**Stored records**:
'''
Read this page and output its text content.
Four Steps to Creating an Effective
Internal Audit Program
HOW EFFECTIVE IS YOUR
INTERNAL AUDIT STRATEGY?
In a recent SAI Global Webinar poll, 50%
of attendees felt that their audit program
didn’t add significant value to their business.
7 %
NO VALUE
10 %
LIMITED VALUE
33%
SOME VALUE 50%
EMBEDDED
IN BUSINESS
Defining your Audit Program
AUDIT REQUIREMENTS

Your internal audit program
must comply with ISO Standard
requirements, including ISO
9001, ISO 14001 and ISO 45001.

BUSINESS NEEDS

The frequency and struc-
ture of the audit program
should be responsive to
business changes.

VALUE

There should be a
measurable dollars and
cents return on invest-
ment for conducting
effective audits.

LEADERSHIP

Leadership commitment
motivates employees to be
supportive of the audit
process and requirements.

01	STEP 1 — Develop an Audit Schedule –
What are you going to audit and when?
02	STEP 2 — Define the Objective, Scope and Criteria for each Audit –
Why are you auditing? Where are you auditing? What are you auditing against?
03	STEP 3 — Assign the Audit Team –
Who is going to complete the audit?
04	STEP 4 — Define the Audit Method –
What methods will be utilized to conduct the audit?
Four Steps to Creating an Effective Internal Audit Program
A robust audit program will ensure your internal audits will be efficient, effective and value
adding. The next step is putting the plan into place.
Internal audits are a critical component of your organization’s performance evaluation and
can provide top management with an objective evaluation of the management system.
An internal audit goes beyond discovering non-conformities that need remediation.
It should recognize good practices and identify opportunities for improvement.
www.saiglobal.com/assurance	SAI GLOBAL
'''
**Prompt**: Find every line in the records that contains the word "Four"; copy those lines.

**Completed task**:
Four Steps to Creating an Effective
Four Steps to Creating an Effective Internal Audit Program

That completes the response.